Recorded data:
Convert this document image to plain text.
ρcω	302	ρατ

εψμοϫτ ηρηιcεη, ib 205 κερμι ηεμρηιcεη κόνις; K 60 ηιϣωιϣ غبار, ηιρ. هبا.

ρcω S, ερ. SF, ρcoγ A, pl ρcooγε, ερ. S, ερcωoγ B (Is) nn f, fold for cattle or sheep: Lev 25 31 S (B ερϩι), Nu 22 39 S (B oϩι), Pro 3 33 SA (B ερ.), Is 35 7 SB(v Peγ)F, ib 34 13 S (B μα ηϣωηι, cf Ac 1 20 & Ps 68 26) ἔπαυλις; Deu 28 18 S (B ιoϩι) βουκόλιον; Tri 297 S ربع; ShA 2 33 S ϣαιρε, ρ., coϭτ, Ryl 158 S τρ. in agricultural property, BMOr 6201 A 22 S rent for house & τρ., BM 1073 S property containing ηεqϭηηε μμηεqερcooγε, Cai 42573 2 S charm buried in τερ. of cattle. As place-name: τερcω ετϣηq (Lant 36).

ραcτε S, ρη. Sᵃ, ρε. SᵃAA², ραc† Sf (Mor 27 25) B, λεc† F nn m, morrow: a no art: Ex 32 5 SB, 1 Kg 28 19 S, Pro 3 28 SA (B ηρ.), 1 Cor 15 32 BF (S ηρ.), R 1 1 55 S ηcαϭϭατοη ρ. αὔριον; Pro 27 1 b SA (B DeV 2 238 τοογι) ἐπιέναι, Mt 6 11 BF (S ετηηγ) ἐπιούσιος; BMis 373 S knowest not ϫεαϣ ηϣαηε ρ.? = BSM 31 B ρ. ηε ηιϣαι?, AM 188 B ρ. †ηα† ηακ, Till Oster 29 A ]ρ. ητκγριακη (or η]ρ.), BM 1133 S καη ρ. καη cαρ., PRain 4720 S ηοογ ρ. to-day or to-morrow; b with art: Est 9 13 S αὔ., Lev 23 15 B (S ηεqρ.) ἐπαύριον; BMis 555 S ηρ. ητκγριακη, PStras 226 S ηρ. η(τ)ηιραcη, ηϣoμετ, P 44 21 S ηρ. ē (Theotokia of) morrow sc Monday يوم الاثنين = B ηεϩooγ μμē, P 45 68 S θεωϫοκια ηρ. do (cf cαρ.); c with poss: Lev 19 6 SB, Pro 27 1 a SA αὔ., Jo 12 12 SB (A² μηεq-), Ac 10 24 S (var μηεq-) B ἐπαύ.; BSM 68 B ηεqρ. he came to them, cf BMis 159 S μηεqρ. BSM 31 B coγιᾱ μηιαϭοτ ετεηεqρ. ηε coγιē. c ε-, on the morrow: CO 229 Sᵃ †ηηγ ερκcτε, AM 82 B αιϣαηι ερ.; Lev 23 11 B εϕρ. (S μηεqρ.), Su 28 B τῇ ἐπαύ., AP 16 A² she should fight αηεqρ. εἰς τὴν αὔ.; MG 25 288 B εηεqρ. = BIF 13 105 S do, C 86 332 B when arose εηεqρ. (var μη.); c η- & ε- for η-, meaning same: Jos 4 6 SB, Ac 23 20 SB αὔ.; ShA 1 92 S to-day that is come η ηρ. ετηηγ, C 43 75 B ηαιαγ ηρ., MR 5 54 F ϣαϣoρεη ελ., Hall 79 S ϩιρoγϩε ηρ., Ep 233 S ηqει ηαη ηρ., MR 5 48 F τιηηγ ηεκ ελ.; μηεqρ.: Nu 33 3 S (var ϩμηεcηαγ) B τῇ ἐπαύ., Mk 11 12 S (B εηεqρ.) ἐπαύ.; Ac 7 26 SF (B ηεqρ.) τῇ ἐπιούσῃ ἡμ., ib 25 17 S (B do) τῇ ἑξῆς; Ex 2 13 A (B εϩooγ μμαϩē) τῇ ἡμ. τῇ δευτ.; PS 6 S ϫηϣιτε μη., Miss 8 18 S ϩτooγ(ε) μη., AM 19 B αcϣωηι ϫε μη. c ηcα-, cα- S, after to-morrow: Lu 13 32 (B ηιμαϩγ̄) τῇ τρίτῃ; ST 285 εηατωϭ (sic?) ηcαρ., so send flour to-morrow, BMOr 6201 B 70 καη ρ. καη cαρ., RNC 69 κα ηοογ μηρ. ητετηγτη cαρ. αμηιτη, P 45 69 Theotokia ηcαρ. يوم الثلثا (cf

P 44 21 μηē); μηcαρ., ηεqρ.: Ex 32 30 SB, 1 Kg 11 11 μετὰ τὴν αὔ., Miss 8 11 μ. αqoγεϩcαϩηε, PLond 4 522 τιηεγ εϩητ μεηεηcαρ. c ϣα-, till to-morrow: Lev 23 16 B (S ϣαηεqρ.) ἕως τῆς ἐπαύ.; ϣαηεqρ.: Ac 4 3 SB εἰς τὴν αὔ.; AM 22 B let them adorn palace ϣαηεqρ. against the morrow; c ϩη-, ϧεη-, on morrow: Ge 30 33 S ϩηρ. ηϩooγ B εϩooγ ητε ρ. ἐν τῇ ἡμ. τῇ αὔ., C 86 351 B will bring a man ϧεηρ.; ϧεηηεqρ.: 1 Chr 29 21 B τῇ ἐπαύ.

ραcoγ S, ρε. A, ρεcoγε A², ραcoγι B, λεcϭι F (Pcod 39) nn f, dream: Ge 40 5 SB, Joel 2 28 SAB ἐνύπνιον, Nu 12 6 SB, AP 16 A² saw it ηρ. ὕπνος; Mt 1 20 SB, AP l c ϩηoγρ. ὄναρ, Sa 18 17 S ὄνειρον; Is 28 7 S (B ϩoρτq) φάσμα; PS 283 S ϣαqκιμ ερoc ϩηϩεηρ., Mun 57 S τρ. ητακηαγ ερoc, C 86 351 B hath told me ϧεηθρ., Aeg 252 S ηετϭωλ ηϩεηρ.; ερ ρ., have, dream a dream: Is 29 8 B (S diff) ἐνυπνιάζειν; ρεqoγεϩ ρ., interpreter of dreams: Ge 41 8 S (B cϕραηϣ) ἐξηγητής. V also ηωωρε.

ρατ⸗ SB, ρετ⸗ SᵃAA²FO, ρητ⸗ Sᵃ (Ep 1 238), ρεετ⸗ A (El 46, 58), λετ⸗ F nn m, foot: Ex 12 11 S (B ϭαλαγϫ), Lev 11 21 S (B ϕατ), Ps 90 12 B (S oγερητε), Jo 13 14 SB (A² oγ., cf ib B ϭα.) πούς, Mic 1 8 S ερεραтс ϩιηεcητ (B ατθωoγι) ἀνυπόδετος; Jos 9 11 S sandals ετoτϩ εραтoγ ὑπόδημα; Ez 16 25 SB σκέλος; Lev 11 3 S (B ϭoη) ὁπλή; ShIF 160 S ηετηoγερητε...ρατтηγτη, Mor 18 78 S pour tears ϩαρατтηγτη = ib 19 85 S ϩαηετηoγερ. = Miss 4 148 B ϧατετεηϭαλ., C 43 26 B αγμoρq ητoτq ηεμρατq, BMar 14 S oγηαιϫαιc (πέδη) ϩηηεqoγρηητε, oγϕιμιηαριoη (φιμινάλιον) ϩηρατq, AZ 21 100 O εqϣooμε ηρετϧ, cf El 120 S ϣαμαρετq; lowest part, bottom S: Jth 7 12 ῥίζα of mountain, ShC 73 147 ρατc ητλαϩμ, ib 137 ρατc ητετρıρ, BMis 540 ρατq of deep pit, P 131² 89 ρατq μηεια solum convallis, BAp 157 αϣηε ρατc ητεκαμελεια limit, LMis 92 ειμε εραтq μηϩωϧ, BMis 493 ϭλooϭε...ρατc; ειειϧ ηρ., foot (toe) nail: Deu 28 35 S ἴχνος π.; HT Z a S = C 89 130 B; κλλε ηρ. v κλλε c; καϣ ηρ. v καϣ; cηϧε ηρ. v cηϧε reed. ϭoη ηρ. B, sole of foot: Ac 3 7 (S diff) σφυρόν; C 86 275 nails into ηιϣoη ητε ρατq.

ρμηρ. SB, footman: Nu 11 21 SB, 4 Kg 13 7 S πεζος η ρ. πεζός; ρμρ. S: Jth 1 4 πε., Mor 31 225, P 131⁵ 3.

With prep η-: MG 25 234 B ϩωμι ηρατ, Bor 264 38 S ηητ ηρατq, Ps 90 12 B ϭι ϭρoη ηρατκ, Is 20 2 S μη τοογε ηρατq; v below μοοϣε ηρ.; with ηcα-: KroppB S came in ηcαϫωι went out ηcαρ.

Required work: Only the count is needed: the number of lines in the data that include the word "diff".

Result: 2